[begin INPUT RECORDS]
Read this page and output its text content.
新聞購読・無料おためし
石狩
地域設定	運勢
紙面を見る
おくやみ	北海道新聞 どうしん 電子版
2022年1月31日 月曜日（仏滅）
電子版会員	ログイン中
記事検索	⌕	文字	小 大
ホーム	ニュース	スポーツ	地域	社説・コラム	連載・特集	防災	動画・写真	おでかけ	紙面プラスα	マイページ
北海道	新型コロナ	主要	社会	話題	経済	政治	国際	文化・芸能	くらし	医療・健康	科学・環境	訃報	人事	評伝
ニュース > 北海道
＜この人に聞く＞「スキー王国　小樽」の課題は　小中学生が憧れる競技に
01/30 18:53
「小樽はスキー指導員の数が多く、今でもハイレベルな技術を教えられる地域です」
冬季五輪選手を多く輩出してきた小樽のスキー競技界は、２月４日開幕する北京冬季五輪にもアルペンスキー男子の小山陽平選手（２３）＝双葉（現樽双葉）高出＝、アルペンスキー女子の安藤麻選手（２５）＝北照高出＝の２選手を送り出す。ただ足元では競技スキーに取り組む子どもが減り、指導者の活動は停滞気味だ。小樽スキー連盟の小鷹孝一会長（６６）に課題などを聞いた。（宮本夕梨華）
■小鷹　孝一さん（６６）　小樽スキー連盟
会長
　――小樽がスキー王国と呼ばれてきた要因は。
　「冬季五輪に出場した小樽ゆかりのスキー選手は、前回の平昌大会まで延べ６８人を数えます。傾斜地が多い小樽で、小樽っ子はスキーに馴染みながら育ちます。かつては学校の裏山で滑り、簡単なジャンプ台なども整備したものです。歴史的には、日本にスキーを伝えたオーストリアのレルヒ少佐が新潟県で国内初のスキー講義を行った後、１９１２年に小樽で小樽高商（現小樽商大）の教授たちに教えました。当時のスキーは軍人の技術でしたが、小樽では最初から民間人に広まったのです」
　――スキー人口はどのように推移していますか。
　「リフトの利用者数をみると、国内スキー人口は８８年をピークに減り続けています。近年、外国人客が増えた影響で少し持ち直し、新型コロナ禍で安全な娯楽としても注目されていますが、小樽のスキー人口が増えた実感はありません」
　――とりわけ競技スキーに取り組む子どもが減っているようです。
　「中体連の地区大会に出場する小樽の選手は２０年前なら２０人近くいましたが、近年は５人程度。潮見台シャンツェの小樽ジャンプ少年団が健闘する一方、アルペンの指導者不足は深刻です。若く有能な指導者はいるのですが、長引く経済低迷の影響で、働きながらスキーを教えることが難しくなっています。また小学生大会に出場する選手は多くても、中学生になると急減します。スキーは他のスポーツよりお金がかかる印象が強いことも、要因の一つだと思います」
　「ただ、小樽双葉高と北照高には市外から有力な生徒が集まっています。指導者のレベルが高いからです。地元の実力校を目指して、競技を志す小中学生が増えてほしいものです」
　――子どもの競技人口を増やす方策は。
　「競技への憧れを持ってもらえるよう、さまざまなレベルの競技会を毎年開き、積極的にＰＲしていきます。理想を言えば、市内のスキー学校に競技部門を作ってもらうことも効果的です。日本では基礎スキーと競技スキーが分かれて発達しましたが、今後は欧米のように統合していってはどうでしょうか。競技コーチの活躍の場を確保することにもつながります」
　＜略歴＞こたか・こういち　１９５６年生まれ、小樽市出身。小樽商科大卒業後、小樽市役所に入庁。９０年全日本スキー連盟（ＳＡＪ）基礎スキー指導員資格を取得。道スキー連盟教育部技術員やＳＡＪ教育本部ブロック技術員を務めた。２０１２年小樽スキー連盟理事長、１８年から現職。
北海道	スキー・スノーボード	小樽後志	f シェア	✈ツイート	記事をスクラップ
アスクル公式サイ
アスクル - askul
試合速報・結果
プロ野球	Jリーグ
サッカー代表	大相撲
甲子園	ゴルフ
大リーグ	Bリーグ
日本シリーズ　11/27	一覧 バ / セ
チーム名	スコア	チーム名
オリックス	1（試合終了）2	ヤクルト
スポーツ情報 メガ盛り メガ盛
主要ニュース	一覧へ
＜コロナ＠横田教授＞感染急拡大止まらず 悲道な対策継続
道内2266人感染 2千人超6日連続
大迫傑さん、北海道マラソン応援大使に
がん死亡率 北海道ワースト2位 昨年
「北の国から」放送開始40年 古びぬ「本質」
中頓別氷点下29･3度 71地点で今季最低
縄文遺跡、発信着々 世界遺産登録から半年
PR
[end INPUT RECORDS]
• **PROBLEM**:
Extract, word for word, each line of the listing above.

• **TASK OUTPUT**:
Read this page and output its text content.
新聞購読・無料おためし
石狩
地域設定	運勢
紙面を見る
おくやみ	北海道新聞 どうしん 電子版
2022年1月31日 月曜日（仏滅）
電子版会員	ログイン中
記事検索	⌕	文字	小 大
ホーム	ニュース	スポーツ	地域	社説・コラム	連載・特集	防災	動画・写真	おでかけ	紙面プラスα	マイページ
北海道	新型コロナ	主要	社会	話題	経済	政治	国際	文化・芸能	くらし	医療・健康	科学・環境	訃報	人事	評伝
ニュース > 北海道
＜この人に聞く＞「スキー王国　小樽」の課題は　小中学生が憧れる競技に
01/30 18:53
「小樽はスキー指導員の数が多く、今でもハイレベルな技術を教えられる地域です」
冬季五輪選手を多く輩出してきた小樽のスキー競技界は、２月４日開幕する北京冬季五輪にもアルペンスキー男子の小山陽平選手（２３）＝双葉（現樽双葉）高出＝、アルペンスキー女子の安藤麻選手（２５）＝北照高出＝の２選手を送り出す。ただ足元では競技スキーに取り組む子どもが減り、指導者の活動は停滞気味だ。小樽スキー連盟の小鷹孝一会長（６６）に課題などを聞いた。（宮本夕梨華）
■小鷹　孝一さん（６６）　小樽スキー連盟
会長
　――小樽がスキー王国と呼ばれてきた要因は。
　「冬季五輪に出場した小樽ゆかりのスキー選手は、前回の平昌大会まで延べ６８人を数えます。傾斜地が多い小樽で、小樽っ子はスキーに馴染みながら育ちます。かつては学校の裏山で滑り、簡単なジャンプ台なども整備したものです。歴史的には、日本にスキーを伝えたオーストリアのレルヒ少佐が新潟県で国内初のスキー講義を行った後、１９１２年に小樽で小樽高商（現小樽商大）の教授たちに教えました。当時のスキーは軍人の技術でしたが、小樽では最初から民間人に広まったのです」
　――スキー人口はどのように推移していますか。
　「リフトの利用者数をみると、国内スキー人口は８８年をピークに減り続けています。近年、外国人客が増えた影響で少し持ち直し、新型コロナ禍で安全な娯楽としても注目されていますが、小樽のスキー人口が増えた実感はありません」
　――とりわけ競技スキーに取り組む子どもが減っているようです。
　「中体連の地区大会に出場する小樽の選手は２０年前なら２０人近くいましたが、近年は５人程度。潮見台シャンツェの小樽ジャンプ少年団が健闘する一方、アルペンの指導者不足は深刻です。若く有能な指導者はいるのですが、長引く経済低迷の影響で、働きながらスキーを教えることが難しくなっています。また小学生大会に出場する選手は多くても、中学生になると急減します。スキーは他のスポーツよりお金がかかる印象が強いことも、要因の一つだと思います」
　「ただ、小樽双葉高と北照高には市外から有力な生徒が集まっています。指導者のレベルが高いからです。地元の実力校を目指して、競技を志す小中学生が増えてほしいものです」
　――子どもの競技人口を増やす方策は。
　「競技への憧れを持ってもらえるよう、さまざまなレベルの競技会を毎年開き、積極的にＰＲしていきます。理想を言えば、市内のスキー学校に競技部門を作ってもらうことも効果的です。日本では基礎スキーと競技スキーが分かれて発達しましたが、今後は欧米のように統合していってはどうでしょうか。競技コーチの活躍の場を確保することにもつながります」
　＜略歴＞こたか・こういち　１９５６年生まれ、小樽市出身。小樽商科大卒業後、小樽市役所に入庁。９０年全日本スキー連盟（ＳＡＪ）基礎スキー指導員資格を取得。道スキー連盟教育部技術員やＳＡＪ教育本部ブロック技術員を務めた。２０１２年小樽スキー連盟理事長、１８年から現職。
北海道	スキー・スノーボード	小樽後志	f シェア	✈ツイート	記事をスクラップ
アスクル公式サイ
アスクル - askul
試合速報・結果
プロ野球	Jリーグ
サッカー代表	大相撲
甲子園	ゴルフ
大リーグ	Bリーグ
日本シリーズ　11/27	一覧 バ / セ
チーム名	スコア	チーム名
オリックス	1（試合終了）2	ヤクルト
スポーツ情報 メガ盛り メガ盛
主要ニュース	一覧へ
＜コロナ＠横田教授＞感染急拡大止まらず 悲道な対策継続
道内2266人感染 2千人超6日連続
大迫傑さん、北海道マラソン応援大使に
がん死亡率 北海道ワースト2位 昨年
「北の国から」放送開始40年 古びぬ「本質」
中頓別氷点下29･3度 71地点で今季最低
縄文遺跡、発信着々 世界遺産登録から半年
PR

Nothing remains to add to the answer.